**Work required:** Repeat, exactly and completely, the entries shown underneath.

**Source data:**
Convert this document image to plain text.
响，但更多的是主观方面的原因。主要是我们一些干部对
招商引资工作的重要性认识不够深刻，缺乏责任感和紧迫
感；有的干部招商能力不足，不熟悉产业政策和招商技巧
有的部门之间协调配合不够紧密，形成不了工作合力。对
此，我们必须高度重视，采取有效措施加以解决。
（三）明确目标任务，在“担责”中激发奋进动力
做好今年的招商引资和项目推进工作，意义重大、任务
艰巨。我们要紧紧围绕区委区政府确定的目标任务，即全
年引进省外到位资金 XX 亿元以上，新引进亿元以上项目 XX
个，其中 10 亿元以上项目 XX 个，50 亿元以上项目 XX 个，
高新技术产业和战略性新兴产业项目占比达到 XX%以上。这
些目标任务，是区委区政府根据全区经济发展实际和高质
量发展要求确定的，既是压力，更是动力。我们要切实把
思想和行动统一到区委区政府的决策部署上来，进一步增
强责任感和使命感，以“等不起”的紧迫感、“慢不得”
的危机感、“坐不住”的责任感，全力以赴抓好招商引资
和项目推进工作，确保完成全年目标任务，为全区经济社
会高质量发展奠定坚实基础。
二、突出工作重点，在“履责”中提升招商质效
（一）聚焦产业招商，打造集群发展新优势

**Finished exercise:**
Convert this document image to plain text.
响，但更多的是主观方面的原因。主要是我们一些干部对
招商引资工作的重要性认识不够深刻，缺乏责任感和紧迫
感；有的干部招商能力不足，不熟悉产业政策和招商技巧
有的部门之间协调配合不够紧密，形成不了工作合力。对
此，我们必须高度重视，采取有效措施加以解决。
（三）明确目标任务，在“担责”中激发奋进动力
做好今年的招商引资和项目推进工作，意义重大、任务
艰巨。我们要紧紧围绕区委区政府确定的目标任务，即全
年引进省外到位资金 XX 亿元以上，新引进亿元以上项目 XX
个，其中 10 亿元以上项目 XX 个，50 亿元以上项目 XX 个，
高新技术产业和战略性新兴产业项目占比达到 XX%以上。这
些目标任务，是区委区政府根据全区经济发展实际和高质
量发展要求确定的，既是压力，更是动力。我们要切实把
思想和行动统一到区委区政府的决策部署上来，进一步增
强责任感和使命感，以“等不起”的紧迫感、“慢不得”
的危机感、“坐不住”的责任感，全力以赴抓好招商引资
和项目推进工作，确保完成全年目标任务，为全区经济社
会高质量发展奠定坚实基础。
二、突出工作重点，在“履责”中提升招商质效
（一）聚焦产业招商，打造集群发展新优势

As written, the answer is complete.